**Exercise**
Read through the records below and copy each line that uses the word "würgen".

**Input**
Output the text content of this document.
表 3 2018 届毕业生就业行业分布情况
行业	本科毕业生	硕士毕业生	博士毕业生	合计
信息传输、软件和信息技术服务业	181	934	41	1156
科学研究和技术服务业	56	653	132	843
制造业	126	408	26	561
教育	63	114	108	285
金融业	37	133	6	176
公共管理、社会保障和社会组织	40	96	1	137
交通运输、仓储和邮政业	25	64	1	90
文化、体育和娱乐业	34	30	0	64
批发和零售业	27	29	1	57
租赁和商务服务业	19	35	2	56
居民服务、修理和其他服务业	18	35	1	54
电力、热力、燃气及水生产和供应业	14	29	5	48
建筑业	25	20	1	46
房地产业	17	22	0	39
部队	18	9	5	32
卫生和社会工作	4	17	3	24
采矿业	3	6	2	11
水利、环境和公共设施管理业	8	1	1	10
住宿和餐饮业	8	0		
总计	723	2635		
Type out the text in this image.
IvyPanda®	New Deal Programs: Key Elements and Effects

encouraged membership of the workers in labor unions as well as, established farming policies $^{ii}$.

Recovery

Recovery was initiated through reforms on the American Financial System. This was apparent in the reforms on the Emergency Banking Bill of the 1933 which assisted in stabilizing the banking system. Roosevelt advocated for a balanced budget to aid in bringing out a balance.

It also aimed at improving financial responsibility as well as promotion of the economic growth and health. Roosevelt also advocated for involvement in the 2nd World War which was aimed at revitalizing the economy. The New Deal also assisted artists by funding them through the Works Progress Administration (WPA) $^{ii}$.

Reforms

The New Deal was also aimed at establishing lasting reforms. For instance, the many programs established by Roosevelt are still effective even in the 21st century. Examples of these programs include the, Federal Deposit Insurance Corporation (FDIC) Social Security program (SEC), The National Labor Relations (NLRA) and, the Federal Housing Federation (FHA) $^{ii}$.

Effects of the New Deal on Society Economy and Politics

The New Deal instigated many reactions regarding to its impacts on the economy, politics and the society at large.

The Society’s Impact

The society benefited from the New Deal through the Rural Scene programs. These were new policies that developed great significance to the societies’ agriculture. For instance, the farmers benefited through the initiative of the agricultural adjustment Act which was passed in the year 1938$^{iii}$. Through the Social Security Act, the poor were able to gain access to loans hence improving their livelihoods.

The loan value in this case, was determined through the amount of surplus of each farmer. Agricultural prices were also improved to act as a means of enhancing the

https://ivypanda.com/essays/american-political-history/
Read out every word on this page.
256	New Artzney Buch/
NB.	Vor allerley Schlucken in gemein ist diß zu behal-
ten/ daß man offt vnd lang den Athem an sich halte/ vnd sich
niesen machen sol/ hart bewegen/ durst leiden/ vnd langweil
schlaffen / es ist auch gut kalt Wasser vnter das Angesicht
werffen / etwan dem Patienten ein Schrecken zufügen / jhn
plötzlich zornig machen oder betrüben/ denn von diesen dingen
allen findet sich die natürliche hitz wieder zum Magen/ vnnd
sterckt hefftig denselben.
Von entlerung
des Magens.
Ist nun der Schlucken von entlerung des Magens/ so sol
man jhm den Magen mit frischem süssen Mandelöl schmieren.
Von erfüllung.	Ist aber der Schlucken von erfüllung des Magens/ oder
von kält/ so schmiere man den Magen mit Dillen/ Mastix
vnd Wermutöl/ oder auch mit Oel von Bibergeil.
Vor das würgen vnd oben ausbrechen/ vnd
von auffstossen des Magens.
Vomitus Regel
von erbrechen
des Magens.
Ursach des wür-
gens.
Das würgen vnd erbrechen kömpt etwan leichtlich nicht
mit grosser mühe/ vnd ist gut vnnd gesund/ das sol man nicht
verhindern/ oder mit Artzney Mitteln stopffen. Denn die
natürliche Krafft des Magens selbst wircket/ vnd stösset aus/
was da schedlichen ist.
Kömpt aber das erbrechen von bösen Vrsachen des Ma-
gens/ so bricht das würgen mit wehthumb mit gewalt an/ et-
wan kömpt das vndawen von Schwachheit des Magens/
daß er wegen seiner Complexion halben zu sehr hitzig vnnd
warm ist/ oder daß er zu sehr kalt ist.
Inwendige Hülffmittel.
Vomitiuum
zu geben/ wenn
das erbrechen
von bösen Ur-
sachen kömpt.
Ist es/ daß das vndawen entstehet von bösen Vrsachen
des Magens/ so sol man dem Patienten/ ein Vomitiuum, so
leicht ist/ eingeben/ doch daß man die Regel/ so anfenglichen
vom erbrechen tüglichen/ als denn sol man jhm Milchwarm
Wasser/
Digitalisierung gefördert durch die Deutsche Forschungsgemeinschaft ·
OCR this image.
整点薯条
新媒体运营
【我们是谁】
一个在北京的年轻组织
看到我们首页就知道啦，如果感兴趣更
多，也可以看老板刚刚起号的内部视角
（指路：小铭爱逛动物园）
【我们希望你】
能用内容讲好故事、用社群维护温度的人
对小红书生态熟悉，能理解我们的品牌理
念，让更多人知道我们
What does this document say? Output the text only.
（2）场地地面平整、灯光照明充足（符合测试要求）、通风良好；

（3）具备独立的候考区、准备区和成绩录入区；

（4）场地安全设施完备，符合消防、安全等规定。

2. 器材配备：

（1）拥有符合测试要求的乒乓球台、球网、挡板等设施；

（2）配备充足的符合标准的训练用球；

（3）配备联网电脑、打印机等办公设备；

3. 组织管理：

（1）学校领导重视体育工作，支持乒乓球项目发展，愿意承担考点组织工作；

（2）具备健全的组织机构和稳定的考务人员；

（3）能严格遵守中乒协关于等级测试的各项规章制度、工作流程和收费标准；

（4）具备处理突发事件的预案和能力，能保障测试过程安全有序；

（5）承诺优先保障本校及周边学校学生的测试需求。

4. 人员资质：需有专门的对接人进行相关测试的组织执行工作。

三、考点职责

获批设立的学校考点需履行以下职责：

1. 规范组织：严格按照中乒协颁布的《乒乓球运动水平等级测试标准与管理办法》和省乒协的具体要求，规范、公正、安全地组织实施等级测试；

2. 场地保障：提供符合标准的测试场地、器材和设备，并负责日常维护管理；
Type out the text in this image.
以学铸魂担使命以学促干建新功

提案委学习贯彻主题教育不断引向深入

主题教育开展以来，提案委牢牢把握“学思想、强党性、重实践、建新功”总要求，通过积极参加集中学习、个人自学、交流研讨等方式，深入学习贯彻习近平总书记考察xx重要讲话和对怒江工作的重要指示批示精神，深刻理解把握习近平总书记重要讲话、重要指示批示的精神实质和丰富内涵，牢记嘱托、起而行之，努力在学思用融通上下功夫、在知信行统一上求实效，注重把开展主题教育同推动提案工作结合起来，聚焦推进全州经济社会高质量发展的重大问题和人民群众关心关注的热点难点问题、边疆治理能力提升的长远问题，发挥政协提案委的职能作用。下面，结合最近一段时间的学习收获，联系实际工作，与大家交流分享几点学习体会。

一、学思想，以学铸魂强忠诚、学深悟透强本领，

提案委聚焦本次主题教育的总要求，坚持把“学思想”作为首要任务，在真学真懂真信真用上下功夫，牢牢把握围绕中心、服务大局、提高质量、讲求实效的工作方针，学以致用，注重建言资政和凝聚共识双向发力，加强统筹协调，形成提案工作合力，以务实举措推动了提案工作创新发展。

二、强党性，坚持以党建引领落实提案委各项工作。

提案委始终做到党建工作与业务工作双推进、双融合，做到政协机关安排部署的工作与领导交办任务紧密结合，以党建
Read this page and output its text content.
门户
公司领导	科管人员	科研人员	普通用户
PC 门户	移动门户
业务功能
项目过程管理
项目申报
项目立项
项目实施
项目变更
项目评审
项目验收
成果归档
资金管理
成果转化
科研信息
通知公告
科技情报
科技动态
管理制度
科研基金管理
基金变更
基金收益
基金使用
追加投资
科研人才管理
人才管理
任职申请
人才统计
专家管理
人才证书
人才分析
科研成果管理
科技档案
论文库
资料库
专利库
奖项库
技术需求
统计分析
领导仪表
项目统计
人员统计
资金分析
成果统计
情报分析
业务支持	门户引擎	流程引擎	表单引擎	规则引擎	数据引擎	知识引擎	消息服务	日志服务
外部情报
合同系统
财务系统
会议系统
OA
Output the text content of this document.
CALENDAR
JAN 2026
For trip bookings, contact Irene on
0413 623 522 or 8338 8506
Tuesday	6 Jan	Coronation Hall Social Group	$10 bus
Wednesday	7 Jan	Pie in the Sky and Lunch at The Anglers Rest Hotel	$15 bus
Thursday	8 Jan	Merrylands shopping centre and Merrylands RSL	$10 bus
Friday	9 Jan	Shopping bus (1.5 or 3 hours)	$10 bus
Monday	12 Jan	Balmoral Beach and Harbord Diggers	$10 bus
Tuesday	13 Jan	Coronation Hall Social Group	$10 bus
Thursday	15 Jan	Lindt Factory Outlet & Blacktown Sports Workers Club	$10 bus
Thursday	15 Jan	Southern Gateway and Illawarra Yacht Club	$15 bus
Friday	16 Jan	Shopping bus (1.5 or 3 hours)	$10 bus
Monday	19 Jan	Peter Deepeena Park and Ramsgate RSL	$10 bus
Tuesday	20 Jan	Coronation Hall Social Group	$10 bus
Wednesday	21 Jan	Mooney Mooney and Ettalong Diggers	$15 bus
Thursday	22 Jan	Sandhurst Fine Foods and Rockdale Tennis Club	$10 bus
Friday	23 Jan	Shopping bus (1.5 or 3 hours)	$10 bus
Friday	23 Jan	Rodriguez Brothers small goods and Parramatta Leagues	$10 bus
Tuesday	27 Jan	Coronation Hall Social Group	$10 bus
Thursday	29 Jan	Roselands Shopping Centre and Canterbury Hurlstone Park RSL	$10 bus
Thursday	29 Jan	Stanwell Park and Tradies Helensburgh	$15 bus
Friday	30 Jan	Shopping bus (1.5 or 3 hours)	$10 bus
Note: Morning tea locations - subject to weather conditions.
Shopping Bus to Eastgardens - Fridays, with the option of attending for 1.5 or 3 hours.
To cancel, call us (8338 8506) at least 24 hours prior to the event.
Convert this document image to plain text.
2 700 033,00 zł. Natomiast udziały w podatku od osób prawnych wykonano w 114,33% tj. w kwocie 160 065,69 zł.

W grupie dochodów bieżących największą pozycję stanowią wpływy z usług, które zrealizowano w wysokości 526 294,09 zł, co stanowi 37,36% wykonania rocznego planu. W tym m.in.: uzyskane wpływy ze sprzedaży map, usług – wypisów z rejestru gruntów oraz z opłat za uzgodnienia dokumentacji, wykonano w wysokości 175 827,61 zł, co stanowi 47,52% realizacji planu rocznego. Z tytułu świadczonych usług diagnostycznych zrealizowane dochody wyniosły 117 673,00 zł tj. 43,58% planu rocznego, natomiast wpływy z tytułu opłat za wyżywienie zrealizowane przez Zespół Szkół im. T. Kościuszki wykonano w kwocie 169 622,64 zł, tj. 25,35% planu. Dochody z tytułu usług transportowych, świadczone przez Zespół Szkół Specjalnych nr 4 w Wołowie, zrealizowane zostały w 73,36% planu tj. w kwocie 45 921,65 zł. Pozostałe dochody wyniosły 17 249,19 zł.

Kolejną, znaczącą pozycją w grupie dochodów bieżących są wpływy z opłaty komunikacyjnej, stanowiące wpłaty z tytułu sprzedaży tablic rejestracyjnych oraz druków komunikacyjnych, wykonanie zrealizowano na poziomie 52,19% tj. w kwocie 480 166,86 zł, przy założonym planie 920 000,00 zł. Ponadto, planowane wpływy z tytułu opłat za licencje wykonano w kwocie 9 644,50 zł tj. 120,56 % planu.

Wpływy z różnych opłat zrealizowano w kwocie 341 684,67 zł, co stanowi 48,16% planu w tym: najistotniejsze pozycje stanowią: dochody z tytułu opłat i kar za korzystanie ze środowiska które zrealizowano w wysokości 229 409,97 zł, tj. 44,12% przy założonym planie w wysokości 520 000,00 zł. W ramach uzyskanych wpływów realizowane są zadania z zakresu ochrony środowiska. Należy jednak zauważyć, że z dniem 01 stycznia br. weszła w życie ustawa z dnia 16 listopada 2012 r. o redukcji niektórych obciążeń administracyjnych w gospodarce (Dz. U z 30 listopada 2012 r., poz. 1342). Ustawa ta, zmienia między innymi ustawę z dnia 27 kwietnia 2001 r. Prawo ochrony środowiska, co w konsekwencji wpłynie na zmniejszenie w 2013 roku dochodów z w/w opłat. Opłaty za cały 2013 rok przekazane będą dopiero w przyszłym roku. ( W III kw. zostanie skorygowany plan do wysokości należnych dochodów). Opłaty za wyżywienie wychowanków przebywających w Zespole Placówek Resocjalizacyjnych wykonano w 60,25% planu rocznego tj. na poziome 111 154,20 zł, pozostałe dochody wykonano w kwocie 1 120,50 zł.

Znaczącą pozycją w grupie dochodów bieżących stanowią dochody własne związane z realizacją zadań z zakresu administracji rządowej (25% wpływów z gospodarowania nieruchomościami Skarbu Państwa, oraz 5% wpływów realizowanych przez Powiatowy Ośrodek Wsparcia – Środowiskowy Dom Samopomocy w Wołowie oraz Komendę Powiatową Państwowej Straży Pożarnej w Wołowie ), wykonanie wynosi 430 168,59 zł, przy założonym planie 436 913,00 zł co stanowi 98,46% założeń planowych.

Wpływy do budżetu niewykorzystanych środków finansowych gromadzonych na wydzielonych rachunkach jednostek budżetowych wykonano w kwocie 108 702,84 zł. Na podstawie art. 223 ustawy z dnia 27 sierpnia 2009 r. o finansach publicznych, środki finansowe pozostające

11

**The solution**
Vor das würgen vnd oben ausbrechen/ vnd
Das würgen vnd erbrechen kömpt etwan leichtlich nicht
gens/ so bricht das würgen mit wehthumb mit gewalt an/ et-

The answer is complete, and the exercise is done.